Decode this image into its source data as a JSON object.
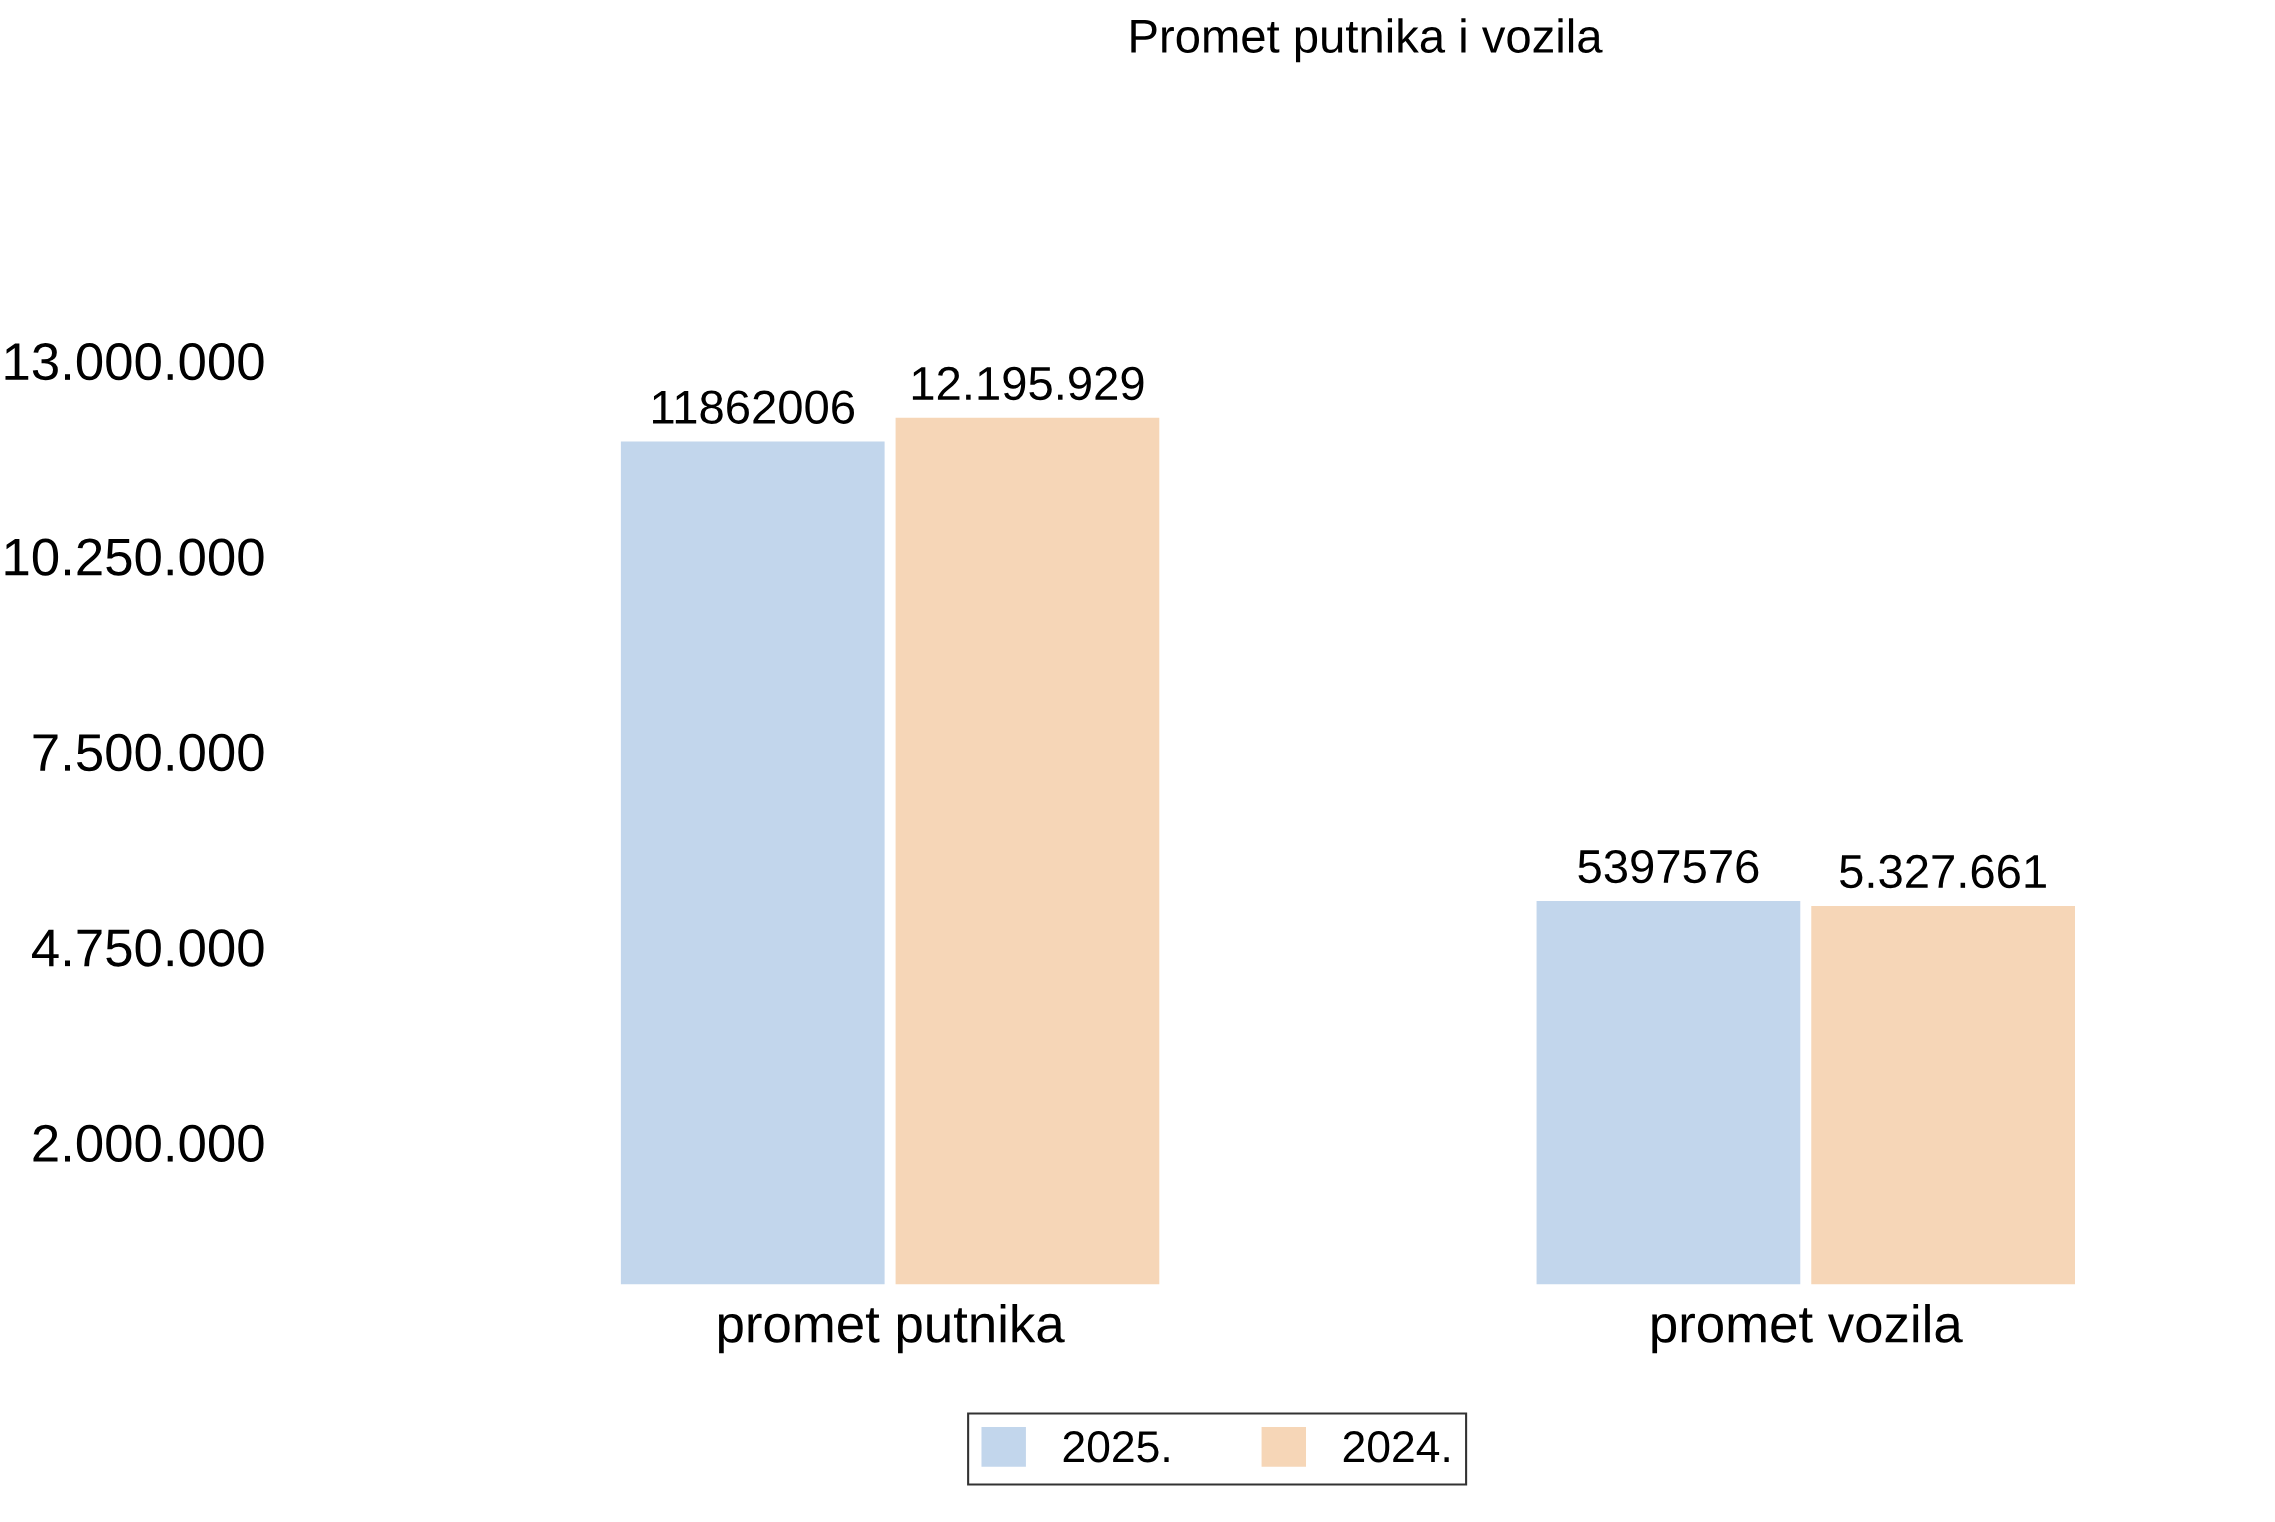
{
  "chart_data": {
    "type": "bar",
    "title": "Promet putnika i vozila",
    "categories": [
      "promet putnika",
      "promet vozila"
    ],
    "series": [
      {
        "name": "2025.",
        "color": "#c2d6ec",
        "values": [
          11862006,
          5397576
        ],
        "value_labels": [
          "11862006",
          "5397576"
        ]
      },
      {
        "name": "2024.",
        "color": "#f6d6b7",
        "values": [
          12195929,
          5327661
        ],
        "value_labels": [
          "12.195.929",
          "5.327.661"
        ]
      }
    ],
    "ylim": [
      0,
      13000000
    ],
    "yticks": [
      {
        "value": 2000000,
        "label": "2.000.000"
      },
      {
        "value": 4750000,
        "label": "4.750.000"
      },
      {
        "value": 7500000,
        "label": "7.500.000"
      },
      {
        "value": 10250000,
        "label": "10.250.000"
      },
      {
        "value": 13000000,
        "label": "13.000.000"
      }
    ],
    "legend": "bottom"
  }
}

********

Problem statement: Find each line that has the word "putnika", then copy it out.

Exercise output:
    "title": "Promet putnika i vozila",
      "promet putnika",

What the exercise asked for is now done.